→ Goal
You are to retype all of the data exactly as it appears.

--- begin Data rows ---

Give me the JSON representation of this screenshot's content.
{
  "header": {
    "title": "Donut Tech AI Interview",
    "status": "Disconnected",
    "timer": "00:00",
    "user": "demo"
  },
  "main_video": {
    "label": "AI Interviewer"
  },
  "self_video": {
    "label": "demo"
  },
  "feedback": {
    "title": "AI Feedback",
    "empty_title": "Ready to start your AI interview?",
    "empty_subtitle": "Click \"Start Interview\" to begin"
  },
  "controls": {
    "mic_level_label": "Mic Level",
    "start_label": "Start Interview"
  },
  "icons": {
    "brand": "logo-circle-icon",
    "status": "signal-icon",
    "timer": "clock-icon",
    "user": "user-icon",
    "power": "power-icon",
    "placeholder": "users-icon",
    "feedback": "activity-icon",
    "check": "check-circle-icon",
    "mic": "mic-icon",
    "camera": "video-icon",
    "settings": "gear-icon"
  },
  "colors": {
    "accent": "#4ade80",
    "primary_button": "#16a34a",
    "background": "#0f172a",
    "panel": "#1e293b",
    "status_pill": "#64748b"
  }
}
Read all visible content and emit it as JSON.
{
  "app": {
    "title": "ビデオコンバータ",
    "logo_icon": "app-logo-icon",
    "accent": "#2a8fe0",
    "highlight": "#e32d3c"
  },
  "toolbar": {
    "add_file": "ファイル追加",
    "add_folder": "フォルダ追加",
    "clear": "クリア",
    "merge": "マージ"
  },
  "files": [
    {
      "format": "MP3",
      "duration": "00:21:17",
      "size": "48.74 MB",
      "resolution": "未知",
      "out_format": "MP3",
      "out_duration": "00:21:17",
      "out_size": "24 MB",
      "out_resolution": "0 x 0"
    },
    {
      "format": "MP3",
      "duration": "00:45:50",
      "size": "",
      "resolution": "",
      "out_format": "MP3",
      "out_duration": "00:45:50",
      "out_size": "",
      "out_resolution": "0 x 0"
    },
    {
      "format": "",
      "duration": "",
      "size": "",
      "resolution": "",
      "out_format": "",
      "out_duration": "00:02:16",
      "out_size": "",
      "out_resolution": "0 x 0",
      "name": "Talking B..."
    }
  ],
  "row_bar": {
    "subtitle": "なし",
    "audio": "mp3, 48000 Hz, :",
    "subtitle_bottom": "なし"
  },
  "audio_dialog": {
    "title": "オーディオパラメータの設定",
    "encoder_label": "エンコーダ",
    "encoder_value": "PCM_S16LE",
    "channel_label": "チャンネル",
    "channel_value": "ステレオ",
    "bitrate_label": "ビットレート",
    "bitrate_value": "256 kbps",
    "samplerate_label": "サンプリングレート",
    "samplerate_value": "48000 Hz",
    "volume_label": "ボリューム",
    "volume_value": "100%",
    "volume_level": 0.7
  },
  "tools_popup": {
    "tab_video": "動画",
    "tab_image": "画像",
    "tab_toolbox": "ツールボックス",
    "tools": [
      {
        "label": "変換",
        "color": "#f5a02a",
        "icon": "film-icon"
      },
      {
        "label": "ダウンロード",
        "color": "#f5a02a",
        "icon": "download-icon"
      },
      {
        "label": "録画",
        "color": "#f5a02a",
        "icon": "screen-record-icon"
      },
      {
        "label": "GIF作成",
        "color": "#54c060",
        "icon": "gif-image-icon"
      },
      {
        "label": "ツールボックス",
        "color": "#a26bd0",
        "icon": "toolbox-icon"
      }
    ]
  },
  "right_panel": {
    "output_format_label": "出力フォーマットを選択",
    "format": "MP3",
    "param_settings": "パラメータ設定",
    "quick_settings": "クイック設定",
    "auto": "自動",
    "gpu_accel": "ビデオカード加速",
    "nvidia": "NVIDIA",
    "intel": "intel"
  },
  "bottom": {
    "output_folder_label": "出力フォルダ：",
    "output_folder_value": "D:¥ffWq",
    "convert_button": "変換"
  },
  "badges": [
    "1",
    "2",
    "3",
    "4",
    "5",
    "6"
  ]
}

--- end Data rows ---

→ Response for this exercise
Give me the JSON representation of this screenshot's content.
{
  "header": {
    "title": "Donut Tech AI Interview",
    "status": "Disconnected",
    "timer": "00:00",
    "user": "demo"
  },
  "main_video": {
    "label": "AI Interviewer"
  },
  "self_video": {
    "label": "demo"
  },
  "feedback": {
    "title": "AI Feedback",
    "empty_title": "Ready to start your AI interview?",
    "empty_subtitle": "Click \"Start Interview\" to begin"
  },
  "controls": {
    "mic_level_label": "Mic Level",
    "start_label": "Start Interview"
  },
  "icons": {
    "brand": "logo-circle-icon",
    "status": "signal-icon",
    "timer": "clock-icon",
    "user": "user-icon",
    "power": "power-icon",
    "placeholder": "users-icon",
    "feedback": "activity-icon",
    "check": "check-circle-icon",
    "mic": "mic-icon",
    "camera": "video-icon",
    "settings": "gear-icon"
  },
  "colors": {
    "accent": "#4ade80",
    "primary_button": "#16a34a",
    "background": "#0f172a",
    "panel": "#1e293b",
    "status_pill": "#64748b"
  }
}
Read all visible content and emit it as JSON.
{
  "app": {
    "title": "ビデオコンバータ",
    "logo_icon": "app-logo-icon",
    "accent": "#2a8fe0",
    "highlight": "#e32d3c"
  },
  "toolbar": {
    "add_file": "ファイル追加",
    "add_folder": "フォルダ追加",
    "clear": "クリア",
    "merge": "マージ"
  },
  "files": [
    {
      "format": "MP3",
      "duration": "00:21:17",
      "size": "48.74 MB",
      "resolution": "未知",
      "out_format": "MP3",
      "out_duration": "00:21:17",
      "out_size": "24 MB",
      "out_resolution": "0 x 0"
    },
    {
      "format": "MP3",
      "duration": "00:45:50",
      "size": "",
      "resolution": "",
      "out_format": "MP3",
      "out_duration": "00:45:50",
      "out_size": "",
      "out_resolution": "0 x 0"
    },
    {
      "format": "",
      "duration": "",
      "size": "",
      "resolution": "",
      "out_format": "",
      "out_duration": "00:02:16",
      "out_size": "",
      "out_resolution": "0 x 0",
      "name": "Talking B..."
    }
  ],
  "row_bar": {
    "subtitle": "なし",
    "audio": "mp3, 48000 Hz, :",
    "subtitle_bottom": "なし"
  },
  "audio_dialog": {
    "title": "オーディオパラメータの設定",
    "encoder_label": "エンコーダ",
    "encoder_value": "PCM_S16LE",
    "channel_label": "チャンネル",
    "channel_value": "ステレオ",
    "bitrate_label": "ビットレート",
    "bitrate_value": "256 kbps",
    "samplerate_label": "サンプリングレート",
    "samplerate_value": "48000 Hz",
    "volume_label": "ボリューム",
    "volume_value": "100%",
    "volume_level": 0.7
  },
  "tools_popup": {
    "tab_video": "動画",
    "tab_image": "画像",
    "tab_toolbox": "ツールボックス",
    "tools": [
      {
        "label": "変換",
        "color": "#f5a02a",
        "icon": "film-icon"
      },
      {
        "label": "ダウンロード",
        "color": "#f5a02a",
        "icon": "download-icon"
      },
      {
        "label": "録画",
        "color": "#f5a02a",
        "icon": "screen-record-icon"
      },
      {
        "label": "GIF作成",
        "color": "#54c060",
        "icon": "gif-image-icon"
      },
      {
        "label": "ツールボックス",
        "color": "#a26bd0",
        "icon": "toolbox-icon"
      }
    ]
  },
  "right_panel": {
    "output_format_label": "出力フォーマットを選択",
    "format": "MP3",
    "param_settings": "パラメータ設定",
    "quick_settings": "クイック設定",
    "auto": "自動",
    "gpu_accel": "ビデオカード加速",
    "nvidia": "NVIDIA",
    "intel": "intel"
  },
  "bottom": {
    "output_folder_label": "出力フォルダ：",
    "output_folder_value": "D:¥ffWq",
    "convert_button": "変換"
  },
  "badges": [
    "1",
    "2",
    "3",
    "4",
    "5",
    "6"
  ]
}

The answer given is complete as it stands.